→ **Material to process**:

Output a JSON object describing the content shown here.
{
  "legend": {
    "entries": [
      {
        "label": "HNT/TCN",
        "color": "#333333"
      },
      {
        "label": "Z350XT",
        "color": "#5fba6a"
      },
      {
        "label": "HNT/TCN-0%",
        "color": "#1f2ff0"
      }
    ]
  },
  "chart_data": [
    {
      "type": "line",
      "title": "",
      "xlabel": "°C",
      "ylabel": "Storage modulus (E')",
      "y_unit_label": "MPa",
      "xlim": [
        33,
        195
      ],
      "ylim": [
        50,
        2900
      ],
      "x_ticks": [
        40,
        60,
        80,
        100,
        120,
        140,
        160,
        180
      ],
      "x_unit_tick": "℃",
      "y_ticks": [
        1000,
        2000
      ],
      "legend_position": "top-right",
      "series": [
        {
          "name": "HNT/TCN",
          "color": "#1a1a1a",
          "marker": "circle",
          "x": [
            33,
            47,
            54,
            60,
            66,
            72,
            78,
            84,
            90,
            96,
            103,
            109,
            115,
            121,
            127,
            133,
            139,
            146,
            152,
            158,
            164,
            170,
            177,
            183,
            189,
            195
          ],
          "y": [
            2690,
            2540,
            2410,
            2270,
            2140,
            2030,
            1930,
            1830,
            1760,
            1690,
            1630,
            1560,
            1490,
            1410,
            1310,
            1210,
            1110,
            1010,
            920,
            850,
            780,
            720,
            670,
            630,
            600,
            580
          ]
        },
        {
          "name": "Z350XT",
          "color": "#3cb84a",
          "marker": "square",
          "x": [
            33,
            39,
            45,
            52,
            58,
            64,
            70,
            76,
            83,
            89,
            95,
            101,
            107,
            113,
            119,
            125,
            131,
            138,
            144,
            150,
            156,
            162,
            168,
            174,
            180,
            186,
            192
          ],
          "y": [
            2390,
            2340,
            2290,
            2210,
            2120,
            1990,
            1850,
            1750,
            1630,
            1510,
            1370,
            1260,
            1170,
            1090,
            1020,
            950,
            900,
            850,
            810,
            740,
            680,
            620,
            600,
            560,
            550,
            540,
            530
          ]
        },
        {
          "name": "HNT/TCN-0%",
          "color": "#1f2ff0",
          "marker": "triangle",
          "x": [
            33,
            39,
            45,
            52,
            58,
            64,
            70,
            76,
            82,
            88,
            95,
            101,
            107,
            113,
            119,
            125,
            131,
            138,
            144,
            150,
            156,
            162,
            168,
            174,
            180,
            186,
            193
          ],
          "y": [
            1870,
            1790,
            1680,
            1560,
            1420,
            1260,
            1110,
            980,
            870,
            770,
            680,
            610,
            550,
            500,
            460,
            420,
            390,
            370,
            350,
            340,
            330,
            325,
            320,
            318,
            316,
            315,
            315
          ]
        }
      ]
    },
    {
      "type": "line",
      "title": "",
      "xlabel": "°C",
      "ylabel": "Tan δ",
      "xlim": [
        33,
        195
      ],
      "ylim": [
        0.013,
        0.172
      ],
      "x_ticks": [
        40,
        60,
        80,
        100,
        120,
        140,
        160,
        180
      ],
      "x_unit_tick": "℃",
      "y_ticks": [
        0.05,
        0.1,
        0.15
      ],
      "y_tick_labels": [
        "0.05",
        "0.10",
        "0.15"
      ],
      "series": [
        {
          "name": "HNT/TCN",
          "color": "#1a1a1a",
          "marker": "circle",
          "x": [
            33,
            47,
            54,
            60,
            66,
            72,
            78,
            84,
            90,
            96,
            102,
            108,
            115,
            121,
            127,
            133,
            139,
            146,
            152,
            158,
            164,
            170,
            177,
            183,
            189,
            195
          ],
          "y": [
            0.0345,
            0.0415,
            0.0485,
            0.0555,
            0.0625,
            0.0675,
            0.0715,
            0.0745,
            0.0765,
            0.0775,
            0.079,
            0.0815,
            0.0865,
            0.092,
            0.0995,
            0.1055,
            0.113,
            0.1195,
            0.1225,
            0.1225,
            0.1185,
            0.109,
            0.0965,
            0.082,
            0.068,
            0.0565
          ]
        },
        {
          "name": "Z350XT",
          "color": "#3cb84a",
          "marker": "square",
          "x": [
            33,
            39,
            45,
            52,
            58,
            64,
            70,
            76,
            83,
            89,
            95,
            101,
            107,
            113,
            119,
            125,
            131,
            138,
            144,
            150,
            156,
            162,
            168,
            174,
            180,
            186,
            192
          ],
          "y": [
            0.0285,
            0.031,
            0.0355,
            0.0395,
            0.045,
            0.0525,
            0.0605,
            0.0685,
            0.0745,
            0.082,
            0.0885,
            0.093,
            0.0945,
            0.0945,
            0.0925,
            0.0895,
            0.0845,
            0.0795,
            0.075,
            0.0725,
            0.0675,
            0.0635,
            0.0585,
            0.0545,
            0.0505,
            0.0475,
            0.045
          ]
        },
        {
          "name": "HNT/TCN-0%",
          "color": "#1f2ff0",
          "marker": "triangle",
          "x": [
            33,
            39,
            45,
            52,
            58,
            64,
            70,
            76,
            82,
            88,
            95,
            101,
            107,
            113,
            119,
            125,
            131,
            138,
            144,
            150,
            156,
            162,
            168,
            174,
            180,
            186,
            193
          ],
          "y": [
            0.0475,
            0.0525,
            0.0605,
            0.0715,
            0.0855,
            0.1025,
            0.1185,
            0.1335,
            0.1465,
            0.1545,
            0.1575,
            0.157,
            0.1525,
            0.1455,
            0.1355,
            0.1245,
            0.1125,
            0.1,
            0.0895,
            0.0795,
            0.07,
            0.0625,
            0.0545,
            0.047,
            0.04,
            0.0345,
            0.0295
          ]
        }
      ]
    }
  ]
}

→ **Work instructions**:
Return the listing above in full, character for character.

→ **Response to this exercise**:
Output a JSON object describing the content shown here.
{
  "legend": {
    "entries": [
      {
        "label": "HNT/TCN",
        "color": "#333333"
      },
      {
        "label": "Z350XT",
        "color": "#5fba6a"
      },
      {
        "label": "HNT/TCN-0%",
        "color": "#1f2ff0"
      }
    ]
  },
  "chart_data": [
    {
      "type": "line",
      "title": "",
      "xlabel": "°C",
      "ylabel": "Storage modulus (E')",
      "y_unit_label": "MPa",
      "xlim": [
        33,
        195
      ],
      "ylim": [
        50,
        2900
      ],
      "x_ticks": [
        40,
        60,
        80,
        100,
        120,
        140,
        160,
        180
      ],
      "x_unit_tick": "℃",
      "y_ticks": [
        1000,
        2000
      ],
      "legend_position": "top-right",
      "series": [
        {
          "name": "HNT/TCN",
          "color": "#1a1a1a",
          "marker": "circle",
          "x": [
            33,
            47,
            54,
            60,
            66,
            72,
            78,
            84,
            90,
            96,
            103,
            109,
            115,
            121,
            127,
            133,
            139,
            146,
            152,
            158,
            164,
            170,
            177,
            183,
            189,
            195
          ],
          "y": [
            2690,
            2540,
            2410,
            2270,
            2140,
            2030,
            1930,
            1830,
            1760,
            1690,
            1630,
            1560,
            1490,
            1410,
            1310,
            1210,
            1110,
            1010,
            920,
            850,
            780,
            720,
            670,
            630,
            600,
            580
          ]
        },
        {
          "name": "Z350XT",
          "color": "#3cb84a",
          "marker": "square",
          "x": [
            33,
            39,
            45,
            52,
            58,
            64,
            70,
            76,
            83,
            89,
            95,
            101,
            107,
            113,
            119,
            125,
            131,
            138,
            144,
            150,
            156,
            162,
            168,
            174,
            180,
            186,
            192
          ],
          "y": [
            2390,
            2340,
            2290,
            2210,
            2120,
            1990,
            1850,
            1750,
            1630,
            1510,
            1370,
            1260,
            1170,
            1090,
            1020,
            950,
            900,
            850,
            810,
            740,
            680,
            620,
            600,
            560,
            550,
            540,
            530
          ]
        },
        {
          "name": "HNT/TCN-0%",
          "color": "#1f2ff0",
          "marker": "triangle",
          "x": [
            33,
            39,
            45,
            52,
            58,
            64,
            70,
            76,
            82,
            88,
            95,
            101,
            107,
            113,
            119,
            125,
            131,
            138,
            144,
            150,
            156,
            162,
            168,
            174,
            180,
            186,
            193
          ],
          "y": [
            1870,
            1790,
            1680,
            1560,
            1420,
            1260,
            1110,
            980,
            870,
            770,
            680,
            610,
            550,
            500,
            460,
            420,
            390,
            370,
            350,
            340,
            330,
            325,
            320,
            318,
            316,
            315,
            315
          ]
        }
      ]
    },
    {
      "type": "line",
      "title": "",
      "xlabel": "°C",
      "ylabel": "Tan δ",
      "xlim": [
        33,
        195
      ],
      "ylim": [
        0.013,
        0.172
      ],
      "x_ticks": [
        40,
        60,
        80,
        100,
        120,
        140,
        160,
        180
      ],
      "x_unit_tick": "℃",
      "y_ticks": [
        0.05,
        0.1,
        0.15
      ],
      "y_tick_labels": [
        "0.05",
        "0.10",
        "0.15"
      ],
      "series": [
        {
          "name": "HNT/TCN",
          "color": "#1a1a1a",
          "marker": "circle",
          "x": [
            33,
            47,
            54,
            60,
            66,
            72,
            78,
            84,
            90,
            96,
            102,
            108,
            115,
            121,
            127,
            133,
            139,
            146,
            152,
            158,
            164,
            170,
            177,
            183,
            189,
            195
          ],
          "y": [
            0.0345,
            0.0415,
            0.0485,
            0.0555,
            0.0625,
            0.0675,
            0.0715,
            0.0745,
            0.0765,
            0.0775,
            0.079,
            0.0815,
            0.0865,
            0.092,
            0.0995,
            0.1055,
            0.113,
            0.1195,
            0.1225,
            0.1225,
            0.1185,
            0.109,
            0.0965,
            0.082,
            0.068,
            0.0565
          ]
        },
        {
          "name": "Z350XT",
          "color": "#3cb84a",
          "marker": "square",
          "x": [
            33,
            39,
            45,
            52,
            58,
            64,
            70,
            76,
            83,
            89,
            95,
            101,
            107,
            113,
            119,
            125,
            131,
            138,
            144,
            150,
            156,
            162,
            168,
            174,
            180,
            186,
            192
          ],
          "y": [
            0.0285,
            0.031,
            0.0355,
            0.0395,
            0.045,
            0.0525,
            0.0605,
            0.0685,
            0.0745,
            0.082,
            0.0885,
            0.093,
            0.0945,
            0.0945,
            0.0925,
            0.0895,
            0.0845,
            0.0795,
            0.075,
            0.0725,
            0.0675,
            0.0635,
            0.0585,
            0.0545,
            0.0505,
            0.0475,
            0.045
          ]
        },
        {
          "name": "HNT/TCN-0%",
          "color": "#1f2ff0",
          "marker": "triangle",
          "x": [
            33,
            39,
            45,
            52,
            58,
            64,
            70,
            76,
            82,
            88,
            95,
            101,
            107,
            113,
            119,
            125,
            131,
            138,
            144,
            150,
            156,
            162,
            168,
            174,
            180,
            186,
            193
          ],
          "y": [
            0.0475,
            0.0525,
            0.0605,
            0.0715,
            0.0855,
            0.1025,
            0.1185,
            0.1335,
            0.1465,
            0.1545,
            0.1575,
            0.157,
            0.1525,
            0.1455,
            0.1355,
            0.1245,
            0.1125,
            0.1,
            0.0895,
            0.0795,
            0.07,
            0.0625,
            0.0545,
            0.047,
            0.04,
            0.0345,
            0.0295
          ]
        }
      ]
    }
  ]
}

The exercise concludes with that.